Mubadalah.id – Selama ini, mayoritas ulama fikih berpandangan bahwa Islam tidak memberikan kewenangan kepada perempuan untuk melangsungkan akad nikah sendiri, menjadi imam dalam shalat berjamaah, atau memimpin komunitas sosial.
Jika dicermati, pendapat ini sebenarnya lebih banyak dipengaruhi oleh realitas sosial (mutathallibat al-waqi’) ketimbang bersandar langsung pada petunjuk teks agama (dalilit an-nash).
Realitas masyarakat yang patriarkal kala itu membentuk batas-batas dan ruang gerak bagi perempuan. Termasuk dalam persoalan fikih tentang khitan perempuan, perkawinan dan perceraian, hak dan kewajiban sebagai istri, maupun hak sebagai warga negara.

◆ Materi yang Disediakan:
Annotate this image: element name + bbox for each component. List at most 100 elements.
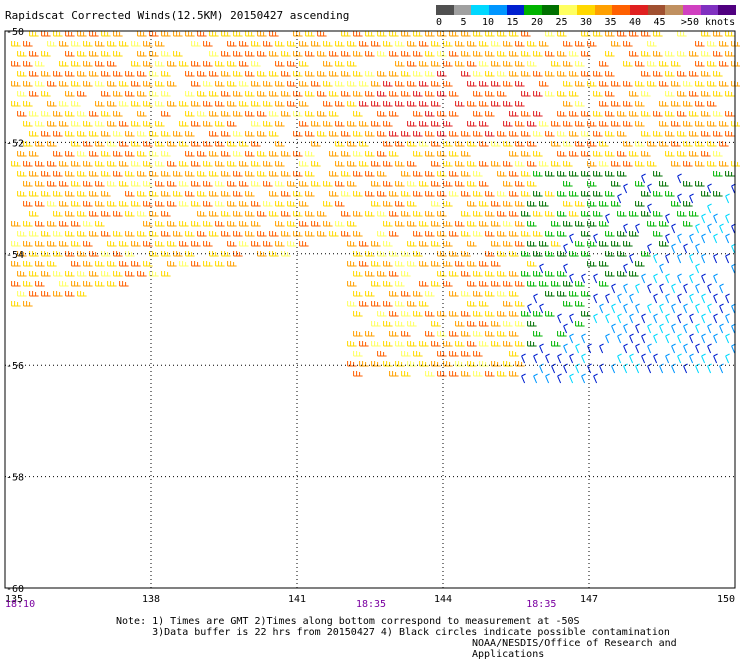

◆ Tujuan: Menurut teks bacaan tentang kewenangan perempuan dalam fikih, apa yang lebih banyak memengaruhi pendapat mayoritas ulama fikih?

◆ Jawaban Tertulis: Realitas sosial (mutathallibat al-waqi’), bukan petunjuk teks agama (dalilit an-nash) secara langsung.